**Dataset entries**
================
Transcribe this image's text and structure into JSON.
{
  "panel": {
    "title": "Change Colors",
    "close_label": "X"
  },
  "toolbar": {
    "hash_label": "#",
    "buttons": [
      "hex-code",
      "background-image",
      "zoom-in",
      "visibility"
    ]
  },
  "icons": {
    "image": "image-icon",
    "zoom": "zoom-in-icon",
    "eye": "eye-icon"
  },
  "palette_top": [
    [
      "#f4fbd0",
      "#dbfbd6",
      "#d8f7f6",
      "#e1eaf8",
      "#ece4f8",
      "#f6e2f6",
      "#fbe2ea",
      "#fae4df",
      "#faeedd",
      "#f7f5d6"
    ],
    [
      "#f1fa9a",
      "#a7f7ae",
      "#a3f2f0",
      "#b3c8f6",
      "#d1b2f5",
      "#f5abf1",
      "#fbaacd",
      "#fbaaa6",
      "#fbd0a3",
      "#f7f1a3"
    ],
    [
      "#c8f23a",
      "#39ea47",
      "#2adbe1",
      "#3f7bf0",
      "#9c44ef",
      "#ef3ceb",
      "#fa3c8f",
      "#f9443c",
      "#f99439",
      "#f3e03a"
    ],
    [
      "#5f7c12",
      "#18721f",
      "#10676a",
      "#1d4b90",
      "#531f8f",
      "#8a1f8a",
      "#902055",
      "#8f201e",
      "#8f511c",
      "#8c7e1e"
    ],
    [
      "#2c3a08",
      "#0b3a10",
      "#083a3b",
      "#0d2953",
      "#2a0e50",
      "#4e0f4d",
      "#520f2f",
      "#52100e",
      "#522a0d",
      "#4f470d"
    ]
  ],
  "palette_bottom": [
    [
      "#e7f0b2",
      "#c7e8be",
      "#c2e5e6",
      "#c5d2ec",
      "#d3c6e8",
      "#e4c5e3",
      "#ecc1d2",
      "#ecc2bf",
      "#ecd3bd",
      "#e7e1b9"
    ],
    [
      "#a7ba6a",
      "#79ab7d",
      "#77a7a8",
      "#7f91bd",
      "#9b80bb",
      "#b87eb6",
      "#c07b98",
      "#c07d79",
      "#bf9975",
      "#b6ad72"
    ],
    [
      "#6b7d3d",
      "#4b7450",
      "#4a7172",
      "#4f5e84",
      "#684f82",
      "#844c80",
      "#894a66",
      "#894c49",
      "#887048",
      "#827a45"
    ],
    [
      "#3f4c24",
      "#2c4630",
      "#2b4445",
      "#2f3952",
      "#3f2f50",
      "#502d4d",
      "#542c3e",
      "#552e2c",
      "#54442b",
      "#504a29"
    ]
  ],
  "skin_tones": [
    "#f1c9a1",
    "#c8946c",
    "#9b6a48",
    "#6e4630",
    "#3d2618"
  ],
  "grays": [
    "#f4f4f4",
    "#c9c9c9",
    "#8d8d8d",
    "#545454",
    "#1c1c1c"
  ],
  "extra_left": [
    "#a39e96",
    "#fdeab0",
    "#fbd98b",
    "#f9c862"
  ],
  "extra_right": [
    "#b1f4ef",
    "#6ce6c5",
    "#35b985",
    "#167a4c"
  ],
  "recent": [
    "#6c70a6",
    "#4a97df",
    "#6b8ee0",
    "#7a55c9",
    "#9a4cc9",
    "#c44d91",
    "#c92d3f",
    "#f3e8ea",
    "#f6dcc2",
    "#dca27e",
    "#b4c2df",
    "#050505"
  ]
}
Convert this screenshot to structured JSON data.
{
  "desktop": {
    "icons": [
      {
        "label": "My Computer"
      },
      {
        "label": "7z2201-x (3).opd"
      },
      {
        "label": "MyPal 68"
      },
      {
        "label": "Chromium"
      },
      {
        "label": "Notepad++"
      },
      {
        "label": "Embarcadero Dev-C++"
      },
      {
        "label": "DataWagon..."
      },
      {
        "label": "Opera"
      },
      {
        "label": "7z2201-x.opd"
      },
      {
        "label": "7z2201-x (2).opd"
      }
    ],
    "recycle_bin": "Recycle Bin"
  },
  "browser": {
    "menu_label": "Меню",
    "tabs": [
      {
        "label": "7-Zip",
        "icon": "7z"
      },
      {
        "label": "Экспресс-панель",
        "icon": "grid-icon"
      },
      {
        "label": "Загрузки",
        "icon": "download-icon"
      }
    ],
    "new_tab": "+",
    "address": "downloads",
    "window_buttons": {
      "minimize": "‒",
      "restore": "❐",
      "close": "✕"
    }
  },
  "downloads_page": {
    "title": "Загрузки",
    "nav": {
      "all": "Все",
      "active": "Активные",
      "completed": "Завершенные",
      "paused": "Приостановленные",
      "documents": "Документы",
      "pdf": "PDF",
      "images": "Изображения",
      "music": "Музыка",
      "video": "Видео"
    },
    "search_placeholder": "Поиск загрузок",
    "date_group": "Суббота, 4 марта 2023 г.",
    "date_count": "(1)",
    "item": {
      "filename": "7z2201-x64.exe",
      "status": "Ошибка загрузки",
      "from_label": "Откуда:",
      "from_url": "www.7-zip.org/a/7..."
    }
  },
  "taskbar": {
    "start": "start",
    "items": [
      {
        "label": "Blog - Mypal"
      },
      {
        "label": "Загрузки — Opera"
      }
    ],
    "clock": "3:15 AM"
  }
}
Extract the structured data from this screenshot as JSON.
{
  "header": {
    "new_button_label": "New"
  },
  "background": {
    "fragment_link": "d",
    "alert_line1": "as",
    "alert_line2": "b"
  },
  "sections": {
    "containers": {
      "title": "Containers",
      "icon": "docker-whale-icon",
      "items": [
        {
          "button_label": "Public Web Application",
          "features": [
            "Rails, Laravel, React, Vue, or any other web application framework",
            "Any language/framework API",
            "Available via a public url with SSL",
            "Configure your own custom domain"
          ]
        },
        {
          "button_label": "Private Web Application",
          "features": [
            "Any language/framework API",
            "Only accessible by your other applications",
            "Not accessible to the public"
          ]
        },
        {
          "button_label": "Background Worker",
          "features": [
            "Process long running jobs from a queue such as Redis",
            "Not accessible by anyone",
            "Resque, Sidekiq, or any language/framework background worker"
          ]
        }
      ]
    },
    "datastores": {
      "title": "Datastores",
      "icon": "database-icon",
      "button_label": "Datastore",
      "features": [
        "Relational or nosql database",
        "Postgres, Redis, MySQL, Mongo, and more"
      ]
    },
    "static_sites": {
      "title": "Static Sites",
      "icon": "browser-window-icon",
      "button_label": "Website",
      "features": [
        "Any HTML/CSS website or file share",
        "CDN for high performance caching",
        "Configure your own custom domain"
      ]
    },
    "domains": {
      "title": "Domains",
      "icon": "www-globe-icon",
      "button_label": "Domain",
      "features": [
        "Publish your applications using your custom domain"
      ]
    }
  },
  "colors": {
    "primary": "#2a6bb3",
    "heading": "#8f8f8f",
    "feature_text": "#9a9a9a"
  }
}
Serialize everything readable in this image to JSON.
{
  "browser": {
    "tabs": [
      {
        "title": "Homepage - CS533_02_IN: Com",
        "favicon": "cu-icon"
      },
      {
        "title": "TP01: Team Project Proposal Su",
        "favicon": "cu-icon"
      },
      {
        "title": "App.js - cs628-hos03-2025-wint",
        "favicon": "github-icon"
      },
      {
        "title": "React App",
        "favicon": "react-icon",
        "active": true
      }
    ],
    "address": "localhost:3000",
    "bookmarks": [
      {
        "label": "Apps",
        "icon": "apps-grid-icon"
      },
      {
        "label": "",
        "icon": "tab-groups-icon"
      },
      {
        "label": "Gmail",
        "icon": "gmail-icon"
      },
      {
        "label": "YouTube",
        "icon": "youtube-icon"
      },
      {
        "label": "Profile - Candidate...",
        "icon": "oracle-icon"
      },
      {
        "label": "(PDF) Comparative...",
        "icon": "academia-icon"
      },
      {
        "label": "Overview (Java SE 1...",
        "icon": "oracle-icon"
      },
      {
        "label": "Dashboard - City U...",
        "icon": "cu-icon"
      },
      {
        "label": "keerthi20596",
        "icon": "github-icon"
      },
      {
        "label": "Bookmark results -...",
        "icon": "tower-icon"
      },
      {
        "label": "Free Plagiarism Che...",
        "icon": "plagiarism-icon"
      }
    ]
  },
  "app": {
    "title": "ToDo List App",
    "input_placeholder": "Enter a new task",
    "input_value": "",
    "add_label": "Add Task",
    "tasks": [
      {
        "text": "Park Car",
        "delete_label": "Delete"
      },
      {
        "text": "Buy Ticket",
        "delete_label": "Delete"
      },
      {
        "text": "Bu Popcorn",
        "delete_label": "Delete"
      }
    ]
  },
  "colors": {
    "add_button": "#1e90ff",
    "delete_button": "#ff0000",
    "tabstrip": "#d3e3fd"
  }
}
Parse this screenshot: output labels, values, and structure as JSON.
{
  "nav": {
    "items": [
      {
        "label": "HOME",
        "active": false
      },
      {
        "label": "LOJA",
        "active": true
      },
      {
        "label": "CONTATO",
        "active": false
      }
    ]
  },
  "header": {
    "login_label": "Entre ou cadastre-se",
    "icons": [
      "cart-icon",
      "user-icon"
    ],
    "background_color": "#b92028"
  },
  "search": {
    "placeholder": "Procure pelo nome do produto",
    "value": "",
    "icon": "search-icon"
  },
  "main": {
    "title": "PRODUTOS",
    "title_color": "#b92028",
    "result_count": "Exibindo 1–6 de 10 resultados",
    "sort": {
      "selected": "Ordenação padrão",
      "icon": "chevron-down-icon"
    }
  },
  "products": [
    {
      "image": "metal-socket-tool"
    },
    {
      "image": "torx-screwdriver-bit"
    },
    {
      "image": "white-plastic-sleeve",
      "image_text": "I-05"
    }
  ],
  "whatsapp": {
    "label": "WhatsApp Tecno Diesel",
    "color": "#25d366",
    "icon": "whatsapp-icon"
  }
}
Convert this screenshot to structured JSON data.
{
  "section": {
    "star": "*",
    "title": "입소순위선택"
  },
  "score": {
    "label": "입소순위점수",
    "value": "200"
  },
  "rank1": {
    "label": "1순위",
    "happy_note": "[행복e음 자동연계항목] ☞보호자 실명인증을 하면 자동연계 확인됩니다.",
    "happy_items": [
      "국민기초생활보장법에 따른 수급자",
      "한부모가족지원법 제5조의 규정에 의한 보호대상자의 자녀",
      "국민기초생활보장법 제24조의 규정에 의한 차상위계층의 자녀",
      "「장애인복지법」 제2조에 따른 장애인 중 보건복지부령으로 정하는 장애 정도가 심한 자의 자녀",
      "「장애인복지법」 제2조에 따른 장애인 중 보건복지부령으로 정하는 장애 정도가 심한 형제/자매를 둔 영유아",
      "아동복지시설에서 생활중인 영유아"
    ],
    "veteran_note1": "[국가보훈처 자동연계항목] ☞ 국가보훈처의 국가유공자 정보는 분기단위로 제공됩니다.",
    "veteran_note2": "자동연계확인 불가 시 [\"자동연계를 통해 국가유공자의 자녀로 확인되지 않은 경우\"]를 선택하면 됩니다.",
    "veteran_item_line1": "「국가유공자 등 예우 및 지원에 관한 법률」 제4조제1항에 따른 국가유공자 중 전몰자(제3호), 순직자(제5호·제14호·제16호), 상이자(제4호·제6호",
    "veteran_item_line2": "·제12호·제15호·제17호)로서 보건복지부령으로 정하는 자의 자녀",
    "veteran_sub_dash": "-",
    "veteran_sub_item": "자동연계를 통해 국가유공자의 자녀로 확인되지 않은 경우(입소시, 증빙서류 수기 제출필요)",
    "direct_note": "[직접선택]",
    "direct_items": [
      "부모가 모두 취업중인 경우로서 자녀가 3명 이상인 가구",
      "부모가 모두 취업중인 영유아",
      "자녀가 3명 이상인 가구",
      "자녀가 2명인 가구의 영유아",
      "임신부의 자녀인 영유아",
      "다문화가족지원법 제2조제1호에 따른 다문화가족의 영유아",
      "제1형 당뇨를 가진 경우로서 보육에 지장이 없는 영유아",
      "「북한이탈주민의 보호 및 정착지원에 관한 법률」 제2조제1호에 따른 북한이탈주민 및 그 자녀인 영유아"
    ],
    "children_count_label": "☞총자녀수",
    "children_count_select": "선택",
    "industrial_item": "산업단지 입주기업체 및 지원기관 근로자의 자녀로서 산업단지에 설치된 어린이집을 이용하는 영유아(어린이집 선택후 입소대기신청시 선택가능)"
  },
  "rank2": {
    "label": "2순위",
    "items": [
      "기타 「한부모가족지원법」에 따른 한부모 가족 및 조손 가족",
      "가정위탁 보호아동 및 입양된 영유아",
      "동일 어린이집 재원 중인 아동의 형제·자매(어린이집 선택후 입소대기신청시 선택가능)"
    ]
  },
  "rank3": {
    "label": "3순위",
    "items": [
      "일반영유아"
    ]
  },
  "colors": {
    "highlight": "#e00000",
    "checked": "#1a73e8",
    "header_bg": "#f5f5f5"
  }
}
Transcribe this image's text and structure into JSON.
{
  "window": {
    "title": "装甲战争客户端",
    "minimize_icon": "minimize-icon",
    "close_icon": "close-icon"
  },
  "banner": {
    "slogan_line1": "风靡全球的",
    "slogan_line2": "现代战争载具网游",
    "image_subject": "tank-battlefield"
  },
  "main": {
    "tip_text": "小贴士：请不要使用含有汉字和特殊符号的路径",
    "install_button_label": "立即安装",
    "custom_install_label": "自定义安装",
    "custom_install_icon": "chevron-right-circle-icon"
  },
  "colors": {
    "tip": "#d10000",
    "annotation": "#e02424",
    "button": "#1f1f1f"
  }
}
================
**Task to complete**
Note each line of the entries that has "국가유공자의" in it, and copy those lines.

**Result of the task**
    "veteran_note2": "자동연계확인 불가 시 [\"자동연계를 통해 국가유공자의 자녀로 확인되지 않은 경우\"]를 선택하면 됩니다.",
    "veteran_sub_item": "자동연계를 통해 국가유공자의 자녀로 확인되지 않은 경우(입소시, 증빙서류 수기 제출필요)",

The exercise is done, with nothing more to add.